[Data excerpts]
===

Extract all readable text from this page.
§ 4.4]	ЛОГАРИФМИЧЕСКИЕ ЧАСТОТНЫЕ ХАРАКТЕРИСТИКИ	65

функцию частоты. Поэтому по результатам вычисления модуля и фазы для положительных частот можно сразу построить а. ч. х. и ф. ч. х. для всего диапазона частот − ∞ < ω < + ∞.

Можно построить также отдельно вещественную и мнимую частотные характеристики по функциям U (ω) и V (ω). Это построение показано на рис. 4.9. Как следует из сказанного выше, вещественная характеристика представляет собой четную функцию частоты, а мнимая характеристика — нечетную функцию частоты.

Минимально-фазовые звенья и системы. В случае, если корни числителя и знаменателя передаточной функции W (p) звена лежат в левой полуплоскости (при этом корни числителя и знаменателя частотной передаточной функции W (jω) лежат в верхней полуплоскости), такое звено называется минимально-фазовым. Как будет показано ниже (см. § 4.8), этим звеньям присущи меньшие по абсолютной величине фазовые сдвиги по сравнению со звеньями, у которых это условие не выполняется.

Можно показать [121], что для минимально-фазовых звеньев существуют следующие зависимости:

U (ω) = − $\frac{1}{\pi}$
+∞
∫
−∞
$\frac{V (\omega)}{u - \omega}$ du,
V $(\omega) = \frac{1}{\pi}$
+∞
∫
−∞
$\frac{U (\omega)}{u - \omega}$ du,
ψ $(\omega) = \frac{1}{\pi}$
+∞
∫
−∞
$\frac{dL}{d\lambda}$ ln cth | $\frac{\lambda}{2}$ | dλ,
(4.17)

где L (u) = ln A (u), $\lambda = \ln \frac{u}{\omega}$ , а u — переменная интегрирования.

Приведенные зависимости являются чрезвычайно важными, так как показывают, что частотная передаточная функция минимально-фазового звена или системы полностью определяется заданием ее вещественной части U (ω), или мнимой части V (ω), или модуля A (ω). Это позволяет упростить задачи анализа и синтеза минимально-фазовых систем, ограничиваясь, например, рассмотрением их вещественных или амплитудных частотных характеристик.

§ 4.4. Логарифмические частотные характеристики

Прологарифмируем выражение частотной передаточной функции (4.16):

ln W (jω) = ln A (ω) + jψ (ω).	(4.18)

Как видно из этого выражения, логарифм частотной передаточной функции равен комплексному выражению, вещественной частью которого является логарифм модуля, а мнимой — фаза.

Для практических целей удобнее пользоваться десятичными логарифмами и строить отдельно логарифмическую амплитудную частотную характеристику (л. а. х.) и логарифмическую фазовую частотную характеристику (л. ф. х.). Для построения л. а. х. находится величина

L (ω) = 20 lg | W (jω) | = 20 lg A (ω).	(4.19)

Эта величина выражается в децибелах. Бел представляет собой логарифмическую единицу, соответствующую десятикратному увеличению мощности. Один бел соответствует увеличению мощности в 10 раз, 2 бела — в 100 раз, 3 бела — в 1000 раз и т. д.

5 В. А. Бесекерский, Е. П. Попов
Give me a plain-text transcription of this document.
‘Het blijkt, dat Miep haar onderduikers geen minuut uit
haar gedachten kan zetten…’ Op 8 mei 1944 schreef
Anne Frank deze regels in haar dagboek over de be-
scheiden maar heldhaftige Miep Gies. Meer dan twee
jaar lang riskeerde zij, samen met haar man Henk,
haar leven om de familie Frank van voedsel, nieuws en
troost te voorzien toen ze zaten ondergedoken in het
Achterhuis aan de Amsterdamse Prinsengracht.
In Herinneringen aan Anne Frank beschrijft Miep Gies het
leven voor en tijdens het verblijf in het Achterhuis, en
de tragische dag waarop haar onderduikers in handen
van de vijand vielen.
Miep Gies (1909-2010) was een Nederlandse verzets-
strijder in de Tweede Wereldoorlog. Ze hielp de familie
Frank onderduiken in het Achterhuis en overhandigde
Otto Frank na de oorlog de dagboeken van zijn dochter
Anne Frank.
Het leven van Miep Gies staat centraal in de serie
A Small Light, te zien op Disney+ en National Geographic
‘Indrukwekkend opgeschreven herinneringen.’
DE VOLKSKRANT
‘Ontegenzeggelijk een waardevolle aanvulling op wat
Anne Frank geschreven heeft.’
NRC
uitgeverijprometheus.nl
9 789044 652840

===

SET TASK:
The records above are to be repeated exactly, in their entirety.

SOLVED PROBLEM:
Extract all readable text from this page.
§ 4.4]	ЛОГАРИФМИЧЕСКИЕ ЧАСТОТНЫЕ ХАРАКТЕРИСТИКИ	65

функцию частоты. Поэтому по результатам вычисления модуля и фазы для положительных частот можно сразу построить а. ч. х. и ф. ч. х. для всего диапазона частот − ∞ < ω < + ∞.

Можно построить также отдельно вещественную и мнимую частотные характеристики по функциям U (ω) и V (ω). Это построение показано на рис. 4.9. Как следует из сказанного выше, вещественная характеристика представляет собой четную функцию частоты, а мнимая характеристика — нечетную функцию частоты.

Минимально-фазовые звенья и системы. В случае, если корни числителя и знаменателя передаточной функции W (p) звена лежат в левой полуплоскости (при этом корни числителя и знаменателя частотной передаточной функции W (jω) лежат в верхней полуплоскости), такое звено называется минимально-фазовым. Как будет показано ниже (см. § 4.8), этим звеньям присущи меньшие по абсолютной величине фазовые сдвиги по сравнению со звеньями, у которых это условие не выполняется.

Можно показать [121], что для минимально-фазовых звеньев существуют следующие зависимости:

U (ω) = − $\frac{1}{\pi}$
+∞
∫
−∞
$\frac{V (\omega)}{u - \omega}$ du,
V $(\omega) = \frac{1}{\pi}$
+∞
∫
−∞
$\frac{U (\omega)}{u - \omega}$ du,
ψ $(\omega) = \frac{1}{\pi}$
+∞
∫
−∞
$\frac{dL}{d\lambda}$ ln cth | $\frac{\lambda}{2}$ | dλ,
(4.17)

где L (u) = ln A (u), $\lambda = \ln \frac{u}{\omega}$ , а u — переменная интегрирования.

Приведенные зависимости являются чрезвычайно важными, так как показывают, что частотная передаточная функция минимально-фазового звена или системы полностью определяется заданием ее вещественной части U (ω), или мнимой части V (ω), или модуля A (ω). Это позволяет упростить задачи анализа и синтеза минимально-фазовых систем, ограничиваясь, например, рассмотрением их вещественных или амплитудных частотных характеристик.

§ 4.4. Логарифмические частотные характеристики

Прологарифмируем выражение частотной передаточной функции (4.16):

ln W (jω) = ln A (ω) + jψ (ω).	(4.18)

Как видно из этого выражения, логарифм частотной передаточной функции равен комплексному выражению, вещественной частью которого является логарифм модуля, а мнимой — фаза.

Для практических целей удобнее пользоваться десятичными логарифмами и строить отдельно логарифмическую амплитудную частотную характеристику (л. а. х.) и логарифмическую фазовую частотную характеристику (л. ф. х.). Для построения л. а. х. находится величина

L (ω) = 20 lg | W (jω) | = 20 lg A (ω).	(4.19)

Эта величина выражается в децибелах. Бел представляет собой логарифмическую единицу, соответствующую десятикратному увеличению мощности. Один бел соответствует увеличению мощности в 10 раз, 2 бела — в 100 раз, 3 бела — в 1000 раз и т. д.

5 В. А. Бесекерский, Е. П. Попов
Give me a plain-text transcription of this document.
‘Het blijkt, dat Miep haar onderduikers geen minuut uit
haar gedachten kan zetten…’ Op 8 mei 1944 schreef
Anne Frank deze regels in haar dagboek over de be-
scheiden maar heldhaftige Miep Gies. Meer dan twee
jaar lang riskeerde zij, samen met haar man Henk,
haar leven om de familie Frank van voedsel, nieuws en
troost te voorzien toen ze zaten ondergedoken in het
Achterhuis aan de Amsterdamse Prinsengracht.
In Herinneringen aan Anne Frank beschrijft Miep Gies het
leven voor en tijdens het verblijf in het Achterhuis, en
de tragische dag waarop haar onderduikers in handen
van de vijand vielen.
Miep Gies (1909-2010) was een Nederlandse verzets-
strijder in de Tweede Wereldoorlog. Ze hielp de familie
Frank onderduiken in het Achterhuis en overhandigde
Otto Frank na de oorlog de dagboeken van zijn dochter
Anne Frank.
Het leven van Miep Gies staat centraal in de serie
A Small Light, te zien op Disney+ en National Geographic
‘Indrukwekkend opgeschreven herinneringen.’
DE VOLKSKRANT
‘Ontegenzeggelijk een waardevolle aanvulling op wat
Anne Frank geschreven heeft.’
NRC
uitgeverijprometheus.nl
9 789044 652840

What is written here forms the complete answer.